• [WHAT YOU WILL DO] Exactly reproduce each record listed below.

• [EXTRACTED RECORDS]
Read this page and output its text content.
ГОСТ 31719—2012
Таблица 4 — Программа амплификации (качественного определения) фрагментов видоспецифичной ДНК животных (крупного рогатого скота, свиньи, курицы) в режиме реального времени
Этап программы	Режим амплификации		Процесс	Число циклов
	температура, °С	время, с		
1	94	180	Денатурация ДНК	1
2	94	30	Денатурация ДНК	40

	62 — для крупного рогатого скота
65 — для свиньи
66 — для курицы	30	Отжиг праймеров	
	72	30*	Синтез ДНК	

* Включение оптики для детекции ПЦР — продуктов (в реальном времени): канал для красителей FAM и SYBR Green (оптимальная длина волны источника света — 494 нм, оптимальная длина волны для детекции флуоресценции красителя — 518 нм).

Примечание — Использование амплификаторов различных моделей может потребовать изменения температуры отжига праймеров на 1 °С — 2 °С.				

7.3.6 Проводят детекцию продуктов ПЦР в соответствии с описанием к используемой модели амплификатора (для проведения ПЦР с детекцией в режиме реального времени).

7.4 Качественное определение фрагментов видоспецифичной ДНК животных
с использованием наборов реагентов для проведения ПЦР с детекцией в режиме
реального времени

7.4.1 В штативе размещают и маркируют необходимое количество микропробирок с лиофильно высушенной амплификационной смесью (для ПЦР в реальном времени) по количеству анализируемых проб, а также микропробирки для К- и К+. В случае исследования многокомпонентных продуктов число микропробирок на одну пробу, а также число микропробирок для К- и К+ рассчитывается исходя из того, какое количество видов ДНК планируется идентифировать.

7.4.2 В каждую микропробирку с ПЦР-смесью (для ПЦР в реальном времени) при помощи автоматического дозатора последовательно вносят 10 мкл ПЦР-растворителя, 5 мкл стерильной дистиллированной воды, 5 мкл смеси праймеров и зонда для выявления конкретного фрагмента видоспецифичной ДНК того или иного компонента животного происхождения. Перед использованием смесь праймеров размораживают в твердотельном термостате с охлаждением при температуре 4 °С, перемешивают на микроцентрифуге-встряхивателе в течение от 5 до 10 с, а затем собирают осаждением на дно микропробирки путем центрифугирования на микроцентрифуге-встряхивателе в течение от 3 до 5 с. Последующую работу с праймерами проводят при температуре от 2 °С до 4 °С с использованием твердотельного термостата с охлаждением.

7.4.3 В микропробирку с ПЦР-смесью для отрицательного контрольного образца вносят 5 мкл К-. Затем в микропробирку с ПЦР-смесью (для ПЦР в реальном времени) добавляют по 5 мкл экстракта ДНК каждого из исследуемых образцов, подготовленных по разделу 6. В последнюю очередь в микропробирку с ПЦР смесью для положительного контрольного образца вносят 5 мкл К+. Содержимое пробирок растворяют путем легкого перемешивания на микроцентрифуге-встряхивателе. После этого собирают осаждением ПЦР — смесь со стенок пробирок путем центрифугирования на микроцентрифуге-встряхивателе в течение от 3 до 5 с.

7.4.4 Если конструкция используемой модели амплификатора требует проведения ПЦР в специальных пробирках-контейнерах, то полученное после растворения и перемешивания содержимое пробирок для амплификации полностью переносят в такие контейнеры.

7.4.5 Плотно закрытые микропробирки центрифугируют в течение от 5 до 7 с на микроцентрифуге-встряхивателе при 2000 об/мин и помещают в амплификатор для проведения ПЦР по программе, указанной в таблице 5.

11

• [WRITTEN ANSWER]
Read this page and output its text content.
ГОСТ 31719—2012
Таблица 4 — Программа амплификации (качественного определения) фрагментов видоспецифичной ДНК животных (крупного рогатого скота, свиньи, курицы) в режиме реального времени
Этап программы	Режим амплификации		Процесс	Число циклов
	температура, °С	время, с		
1	94	180	Денатурация ДНК	1
2	94	30	Денатурация ДНК	40

	62 — для крупного рогатого скота
65 — для свиньи
66 — для курицы	30	Отжиг праймеров	
	72	30*	Синтез ДНК	

* Включение оптики для детекции ПЦР — продуктов (в реальном времени): канал для красителей FAM и SYBR Green (оптимальная длина волны источника света — 494 нм, оптимальная длина волны для детекции флуоресценции красителя — 518 нм).

Примечание — Использование амплификаторов различных моделей может потребовать изменения температуры отжига праймеров на 1 °С — 2 °С.				

7.3.6 Проводят детекцию продуктов ПЦР в соответствии с описанием к используемой модели амплификатора (для проведения ПЦР с детекцией в режиме реального времени).

7.4 Качественное определение фрагментов видоспецифичной ДНК животных
с использованием наборов реагентов для проведения ПЦР с детекцией в режиме
реального времени

7.4.1 В штативе размещают и маркируют необходимое количество микропробирок с лиофильно высушенной амплификационной смесью (для ПЦР в реальном времени) по количеству анализируемых проб, а также микропробирки для К- и К+. В случае исследования многокомпонентных продуктов число микропробирок на одну пробу, а также число микропробирок для К- и К+ рассчитывается исходя из того, какое количество видов ДНК планируется идентифировать.

7.4.2 В каждую микропробирку с ПЦР-смесью (для ПЦР в реальном времени) при помощи автоматического дозатора последовательно вносят 10 мкл ПЦР-растворителя, 5 мкл стерильной дистиллированной воды, 5 мкл смеси праймеров и зонда для выявления конкретного фрагмента видоспецифичной ДНК того или иного компонента животного происхождения. Перед использованием смесь праймеров размораживают в твердотельном термостате с охлаждением при температуре 4 °С, перемешивают на микроцентрифуге-встряхивателе в течение от 5 до 10 с, а затем собирают осаждением на дно микропробирки путем центрифугирования на микроцентрифуге-встряхивателе в течение от 3 до 5 с. Последующую работу с праймерами проводят при температуре от 2 °С до 4 °С с использованием твердотельного термостата с охлаждением.

7.4.3 В микропробирку с ПЦР-смесью для отрицательного контрольного образца вносят 5 мкл К-. Затем в микропробирку с ПЦР-смесью (для ПЦР в реальном времени) добавляют по 5 мкл экстракта ДНК каждого из исследуемых образцов, подготовленных по разделу 6. В последнюю очередь в микропробирку с ПЦР смесью для положительного контрольного образца вносят 5 мкл К+. Содержимое пробирок растворяют путем легкого перемешивания на микроцентрифуге-встряхивателе. После этого собирают осаждением ПЦР — смесь со стенок пробирок путем центрифугирования на микроцентрифуге-встряхивателе в течение от 3 до 5 с.

7.4.4 Если конструкция используемой модели амплификатора требует проведения ПЦР в специальных пробирках-контейнерах, то полученное после растворения и перемешивания содержимое пробирок для амплификации полностью переносят в такие контейнеры.

7.4.5 Плотно закрытые микропробирки центрифугируют в течение от 5 до 7 с на микроцентрифуге-встряхивателе при 2000 об/мин и помещают в амплификатор для проведения ПЦР по программе, указанной в таблице 5.

11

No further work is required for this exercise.